» **CHALLENGE**
Only the number is wanted: how many lines contain the string "JSON"?

┌──

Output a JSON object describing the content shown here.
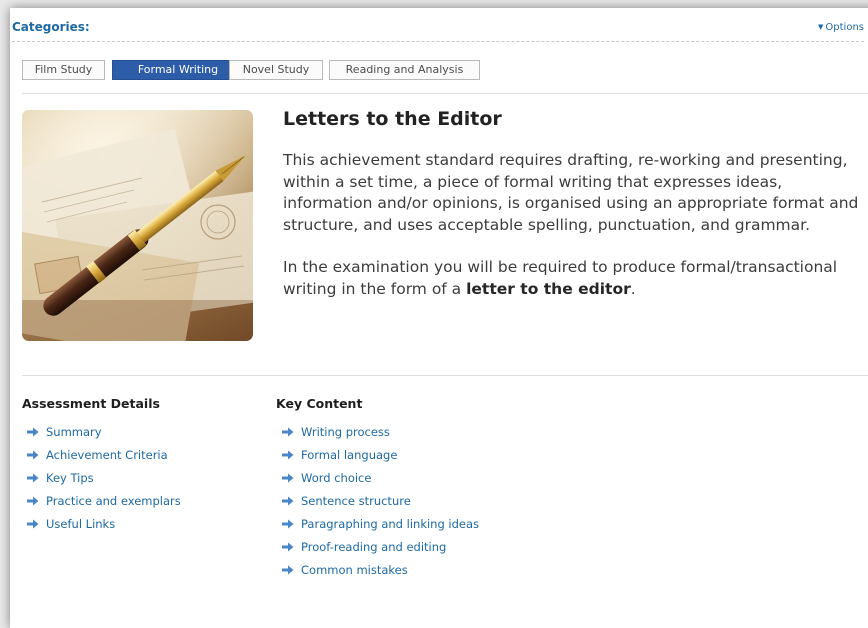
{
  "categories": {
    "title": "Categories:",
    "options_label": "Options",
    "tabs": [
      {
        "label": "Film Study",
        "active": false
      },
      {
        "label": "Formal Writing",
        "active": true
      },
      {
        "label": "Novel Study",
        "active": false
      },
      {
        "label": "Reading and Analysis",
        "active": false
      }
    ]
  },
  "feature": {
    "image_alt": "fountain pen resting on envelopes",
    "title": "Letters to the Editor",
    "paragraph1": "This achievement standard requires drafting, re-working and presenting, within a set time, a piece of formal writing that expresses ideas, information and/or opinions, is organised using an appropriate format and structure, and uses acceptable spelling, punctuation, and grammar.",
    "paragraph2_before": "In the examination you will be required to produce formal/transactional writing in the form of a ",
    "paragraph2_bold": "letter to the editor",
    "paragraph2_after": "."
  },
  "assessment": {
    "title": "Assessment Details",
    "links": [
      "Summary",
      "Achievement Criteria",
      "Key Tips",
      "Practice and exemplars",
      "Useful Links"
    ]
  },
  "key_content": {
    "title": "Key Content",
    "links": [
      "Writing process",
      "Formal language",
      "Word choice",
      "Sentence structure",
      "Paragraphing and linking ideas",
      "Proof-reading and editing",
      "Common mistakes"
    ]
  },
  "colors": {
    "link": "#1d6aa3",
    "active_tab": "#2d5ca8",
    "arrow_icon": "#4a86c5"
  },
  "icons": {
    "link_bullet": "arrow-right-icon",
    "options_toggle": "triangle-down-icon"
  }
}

└──
┌──

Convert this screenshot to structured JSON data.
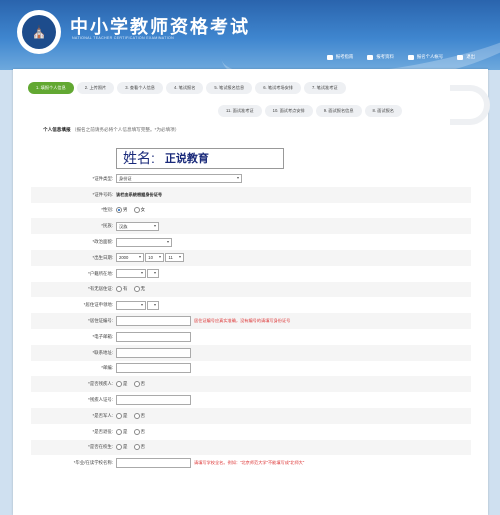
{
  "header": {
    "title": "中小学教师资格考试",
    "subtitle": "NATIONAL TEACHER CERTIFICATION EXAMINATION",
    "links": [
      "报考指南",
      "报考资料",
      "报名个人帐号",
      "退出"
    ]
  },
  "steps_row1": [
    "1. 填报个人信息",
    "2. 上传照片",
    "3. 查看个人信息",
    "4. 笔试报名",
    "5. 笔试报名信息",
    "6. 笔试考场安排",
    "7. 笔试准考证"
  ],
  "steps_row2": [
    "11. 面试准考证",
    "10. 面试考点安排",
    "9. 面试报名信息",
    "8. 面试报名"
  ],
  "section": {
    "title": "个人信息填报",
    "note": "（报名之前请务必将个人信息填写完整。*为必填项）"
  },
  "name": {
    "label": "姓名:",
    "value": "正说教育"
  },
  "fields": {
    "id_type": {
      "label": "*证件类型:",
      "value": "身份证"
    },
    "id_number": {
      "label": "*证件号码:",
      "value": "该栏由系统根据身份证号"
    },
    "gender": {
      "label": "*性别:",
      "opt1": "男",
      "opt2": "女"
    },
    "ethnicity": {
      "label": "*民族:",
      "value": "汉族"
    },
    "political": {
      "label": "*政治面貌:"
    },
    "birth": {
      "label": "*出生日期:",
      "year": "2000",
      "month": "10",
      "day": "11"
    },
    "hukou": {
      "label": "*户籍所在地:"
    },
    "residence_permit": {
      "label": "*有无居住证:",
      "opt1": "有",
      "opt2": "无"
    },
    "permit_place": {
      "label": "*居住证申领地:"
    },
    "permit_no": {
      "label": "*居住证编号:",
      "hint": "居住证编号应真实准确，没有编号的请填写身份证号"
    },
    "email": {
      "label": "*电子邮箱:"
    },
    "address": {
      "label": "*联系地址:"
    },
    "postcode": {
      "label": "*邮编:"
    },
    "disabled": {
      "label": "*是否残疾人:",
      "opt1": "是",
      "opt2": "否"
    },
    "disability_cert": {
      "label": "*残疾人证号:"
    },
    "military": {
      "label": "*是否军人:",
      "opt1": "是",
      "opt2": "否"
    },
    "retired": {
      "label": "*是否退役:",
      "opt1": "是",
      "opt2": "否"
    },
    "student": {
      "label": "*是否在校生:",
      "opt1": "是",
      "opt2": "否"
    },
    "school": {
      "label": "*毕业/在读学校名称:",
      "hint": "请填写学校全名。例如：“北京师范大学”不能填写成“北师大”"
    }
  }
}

└──

» **ANSWER FOR THIS EXERCISE**
2